Lines of data
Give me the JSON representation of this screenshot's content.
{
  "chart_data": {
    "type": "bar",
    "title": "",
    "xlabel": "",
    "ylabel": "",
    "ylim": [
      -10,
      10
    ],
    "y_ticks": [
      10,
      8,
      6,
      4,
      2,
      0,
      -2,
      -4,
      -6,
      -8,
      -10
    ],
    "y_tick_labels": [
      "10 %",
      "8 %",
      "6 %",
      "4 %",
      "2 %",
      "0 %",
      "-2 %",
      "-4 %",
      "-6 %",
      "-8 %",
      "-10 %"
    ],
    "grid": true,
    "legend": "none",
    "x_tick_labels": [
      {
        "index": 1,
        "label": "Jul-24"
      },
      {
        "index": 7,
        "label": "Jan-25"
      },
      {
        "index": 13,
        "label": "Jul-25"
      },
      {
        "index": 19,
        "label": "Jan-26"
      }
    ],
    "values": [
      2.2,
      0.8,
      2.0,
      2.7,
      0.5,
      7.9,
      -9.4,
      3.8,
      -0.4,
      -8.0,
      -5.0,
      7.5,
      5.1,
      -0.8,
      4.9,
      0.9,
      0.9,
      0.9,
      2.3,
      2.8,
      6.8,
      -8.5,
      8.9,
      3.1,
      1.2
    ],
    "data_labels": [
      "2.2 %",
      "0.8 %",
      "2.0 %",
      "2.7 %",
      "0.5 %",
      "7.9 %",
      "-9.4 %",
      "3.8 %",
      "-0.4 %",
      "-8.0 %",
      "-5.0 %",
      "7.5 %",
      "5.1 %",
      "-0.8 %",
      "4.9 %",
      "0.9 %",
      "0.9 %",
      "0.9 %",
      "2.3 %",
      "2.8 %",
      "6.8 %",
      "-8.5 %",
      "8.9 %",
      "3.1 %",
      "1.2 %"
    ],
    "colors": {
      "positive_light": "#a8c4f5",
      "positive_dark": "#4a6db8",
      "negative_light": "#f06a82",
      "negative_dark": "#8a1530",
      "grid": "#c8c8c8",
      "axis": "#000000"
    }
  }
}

SHORT PROBLEM
Reproduce the material verbatim, line by line.

WORKED SOLUTION
Give me the JSON representation of this screenshot's content.
{
  "chart_data": {
    "type": "bar",
    "title": "",
    "xlabel": "",
    "ylabel": "",
    "ylim": [
      -10,
      10
    ],
    "y_ticks": [
      10,
      8,
      6,
      4,
      2,
      0,
      -2,
      -4,
      -6,
      -8,
      -10
    ],
    "y_tick_labels": [
      "10 %",
      "8 %",
      "6 %",
      "4 %",
      "2 %",
      "0 %",
      "-2 %",
      "-4 %",
      "-6 %",
      "-8 %",
      "-10 %"
    ],
    "grid": true,
    "legend": "none",
    "x_tick_labels": [
      {
        "index": 1,
        "label": "Jul-24"
      },
      {
        "index": 7,
        "label": "Jan-25"
      },
      {
        "index": 13,
        "label": "Jul-25"
      },
      {
        "index": 19,
        "label": "Jan-26"
      }
    ],
    "values": [
      2.2,
      0.8,
      2.0,
      2.7,
      0.5,
      7.9,
      -9.4,
      3.8,
      -0.4,
      -8.0,
      -5.0,
      7.5,
      5.1,
      -0.8,
      4.9,
      0.9,
      0.9,
      0.9,
      2.3,
      2.8,
      6.8,
      -8.5,
      8.9,
      3.1,
      1.2
    ],
    "data_labels": [
      "2.2 %",
      "0.8 %",
      "2.0 %",
      "2.7 %",
      "0.5 %",
      "7.9 %",
      "-9.4 %",
      "3.8 %",
      "-0.4 %",
      "-8.0 %",
      "-5.0 %",
      "7.5 %",
      "5.1 %",
      "-0.8 %",
      "4.9 %",
      "0.9 %",
      "0.9 %",
      "0.9 %",
      "2.3 %",
      "2.8 %",
      "6.8 %",
      "-8.5 %",
      "8.9 %",
      "3.1 %",
      "1.2 %"
    ],
    "colors": {
      "positive_light": "#a8c4f5",
      "positive_dark": "#4a6db8",
      "negative_light": "#f06a82",
      "negative_dark": "#8a1530",
      "grid": "#c8c8c8",
      "axis": "#000000"
    }
  }
}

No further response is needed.